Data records
########
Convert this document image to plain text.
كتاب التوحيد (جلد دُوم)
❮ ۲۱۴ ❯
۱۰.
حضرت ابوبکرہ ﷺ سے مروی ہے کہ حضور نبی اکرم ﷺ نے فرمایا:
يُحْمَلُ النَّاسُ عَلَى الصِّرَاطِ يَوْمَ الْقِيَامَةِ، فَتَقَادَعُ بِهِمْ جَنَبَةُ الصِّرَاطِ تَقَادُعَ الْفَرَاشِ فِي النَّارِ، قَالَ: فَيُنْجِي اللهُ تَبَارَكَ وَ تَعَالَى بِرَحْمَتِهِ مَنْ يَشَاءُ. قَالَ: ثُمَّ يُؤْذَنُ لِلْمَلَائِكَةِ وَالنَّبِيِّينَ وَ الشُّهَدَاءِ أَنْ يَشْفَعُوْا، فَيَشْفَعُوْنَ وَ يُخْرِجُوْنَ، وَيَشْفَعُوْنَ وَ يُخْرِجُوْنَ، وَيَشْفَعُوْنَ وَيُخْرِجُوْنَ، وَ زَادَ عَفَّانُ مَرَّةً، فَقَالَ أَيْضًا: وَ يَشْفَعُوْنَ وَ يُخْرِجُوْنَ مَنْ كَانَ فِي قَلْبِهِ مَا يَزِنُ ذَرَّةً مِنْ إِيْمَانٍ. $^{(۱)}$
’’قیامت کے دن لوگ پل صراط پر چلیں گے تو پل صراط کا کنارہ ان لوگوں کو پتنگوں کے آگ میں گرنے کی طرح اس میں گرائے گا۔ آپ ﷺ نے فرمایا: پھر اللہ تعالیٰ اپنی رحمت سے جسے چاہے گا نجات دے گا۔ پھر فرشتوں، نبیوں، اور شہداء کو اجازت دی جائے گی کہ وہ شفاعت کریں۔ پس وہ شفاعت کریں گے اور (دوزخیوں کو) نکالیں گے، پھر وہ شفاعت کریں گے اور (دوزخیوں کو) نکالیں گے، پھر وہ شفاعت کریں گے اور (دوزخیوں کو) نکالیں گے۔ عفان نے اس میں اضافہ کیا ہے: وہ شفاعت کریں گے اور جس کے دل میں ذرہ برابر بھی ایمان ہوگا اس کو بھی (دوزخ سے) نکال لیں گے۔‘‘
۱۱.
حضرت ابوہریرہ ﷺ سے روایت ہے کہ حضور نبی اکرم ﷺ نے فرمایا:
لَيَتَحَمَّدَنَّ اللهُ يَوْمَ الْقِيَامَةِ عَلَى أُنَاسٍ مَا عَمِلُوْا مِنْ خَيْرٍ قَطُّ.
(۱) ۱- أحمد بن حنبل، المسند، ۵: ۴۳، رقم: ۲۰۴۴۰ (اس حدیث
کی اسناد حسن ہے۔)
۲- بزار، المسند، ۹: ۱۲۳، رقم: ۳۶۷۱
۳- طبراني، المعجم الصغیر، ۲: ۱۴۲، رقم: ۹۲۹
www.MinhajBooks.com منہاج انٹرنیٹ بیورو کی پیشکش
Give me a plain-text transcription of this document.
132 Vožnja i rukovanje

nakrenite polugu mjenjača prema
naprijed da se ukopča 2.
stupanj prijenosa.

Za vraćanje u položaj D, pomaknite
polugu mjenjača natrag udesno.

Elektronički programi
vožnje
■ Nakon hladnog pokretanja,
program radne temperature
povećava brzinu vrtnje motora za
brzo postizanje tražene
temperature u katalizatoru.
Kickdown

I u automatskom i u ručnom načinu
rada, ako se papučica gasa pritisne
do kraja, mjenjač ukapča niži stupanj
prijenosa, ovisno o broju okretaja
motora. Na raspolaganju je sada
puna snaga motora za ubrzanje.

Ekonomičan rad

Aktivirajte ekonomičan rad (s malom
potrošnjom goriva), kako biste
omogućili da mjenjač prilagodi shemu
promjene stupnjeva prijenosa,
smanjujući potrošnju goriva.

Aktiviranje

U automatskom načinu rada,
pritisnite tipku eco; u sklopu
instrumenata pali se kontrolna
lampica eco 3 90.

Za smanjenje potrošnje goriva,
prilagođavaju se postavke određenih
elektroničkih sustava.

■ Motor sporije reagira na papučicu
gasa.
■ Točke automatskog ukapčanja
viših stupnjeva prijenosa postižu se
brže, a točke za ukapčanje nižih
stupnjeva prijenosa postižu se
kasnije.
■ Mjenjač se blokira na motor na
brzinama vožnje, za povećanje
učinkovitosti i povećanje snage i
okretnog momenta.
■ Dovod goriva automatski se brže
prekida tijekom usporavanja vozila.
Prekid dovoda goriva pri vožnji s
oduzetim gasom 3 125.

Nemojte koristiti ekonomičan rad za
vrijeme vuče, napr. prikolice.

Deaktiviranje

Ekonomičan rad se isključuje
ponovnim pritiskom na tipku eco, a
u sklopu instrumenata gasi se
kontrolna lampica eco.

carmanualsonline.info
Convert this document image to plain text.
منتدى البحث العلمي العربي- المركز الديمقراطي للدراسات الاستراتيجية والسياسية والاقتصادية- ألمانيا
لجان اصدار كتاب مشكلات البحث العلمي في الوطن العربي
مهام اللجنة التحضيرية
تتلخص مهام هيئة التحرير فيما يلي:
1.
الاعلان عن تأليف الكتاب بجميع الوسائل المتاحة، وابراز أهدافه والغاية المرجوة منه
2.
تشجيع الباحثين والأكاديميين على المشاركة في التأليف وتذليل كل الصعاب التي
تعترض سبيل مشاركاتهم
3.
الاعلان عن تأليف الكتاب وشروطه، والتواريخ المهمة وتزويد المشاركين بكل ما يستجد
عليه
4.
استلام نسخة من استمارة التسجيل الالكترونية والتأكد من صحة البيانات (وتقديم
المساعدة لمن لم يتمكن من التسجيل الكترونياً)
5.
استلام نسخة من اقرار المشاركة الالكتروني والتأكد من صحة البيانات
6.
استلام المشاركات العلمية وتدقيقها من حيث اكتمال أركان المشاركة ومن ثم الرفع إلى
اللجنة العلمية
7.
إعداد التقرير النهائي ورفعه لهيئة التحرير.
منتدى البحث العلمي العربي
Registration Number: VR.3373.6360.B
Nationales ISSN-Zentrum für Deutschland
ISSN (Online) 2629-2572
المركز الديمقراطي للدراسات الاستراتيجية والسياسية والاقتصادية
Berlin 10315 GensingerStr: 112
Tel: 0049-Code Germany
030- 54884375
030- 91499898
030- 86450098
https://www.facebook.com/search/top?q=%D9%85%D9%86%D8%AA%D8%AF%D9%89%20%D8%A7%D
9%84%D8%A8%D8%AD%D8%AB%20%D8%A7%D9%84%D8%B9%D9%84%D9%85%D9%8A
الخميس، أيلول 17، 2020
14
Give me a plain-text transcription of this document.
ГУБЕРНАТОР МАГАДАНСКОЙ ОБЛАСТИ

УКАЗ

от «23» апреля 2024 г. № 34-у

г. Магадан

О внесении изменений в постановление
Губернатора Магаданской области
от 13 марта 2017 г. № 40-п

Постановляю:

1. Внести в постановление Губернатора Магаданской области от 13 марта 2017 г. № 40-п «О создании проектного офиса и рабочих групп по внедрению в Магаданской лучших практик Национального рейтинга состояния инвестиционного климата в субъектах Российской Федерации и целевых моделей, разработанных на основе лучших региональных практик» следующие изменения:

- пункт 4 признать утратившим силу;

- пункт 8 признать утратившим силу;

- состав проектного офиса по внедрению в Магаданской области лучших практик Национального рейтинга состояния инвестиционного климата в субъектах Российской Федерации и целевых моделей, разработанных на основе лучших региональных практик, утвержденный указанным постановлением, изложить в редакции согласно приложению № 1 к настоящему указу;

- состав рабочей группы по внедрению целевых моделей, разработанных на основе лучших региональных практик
########
* WHAT THE TASK ASKS: Only lines with "التسجيل" are wanted here; list each of them.

* THE RESPONSE:
استلام نسخة من استمارة التسجيل الالكترونية والتأكد من صحة البيانات (وتقديم
المساعدة لمن لم يتمكن من التسجيل الكترونياً)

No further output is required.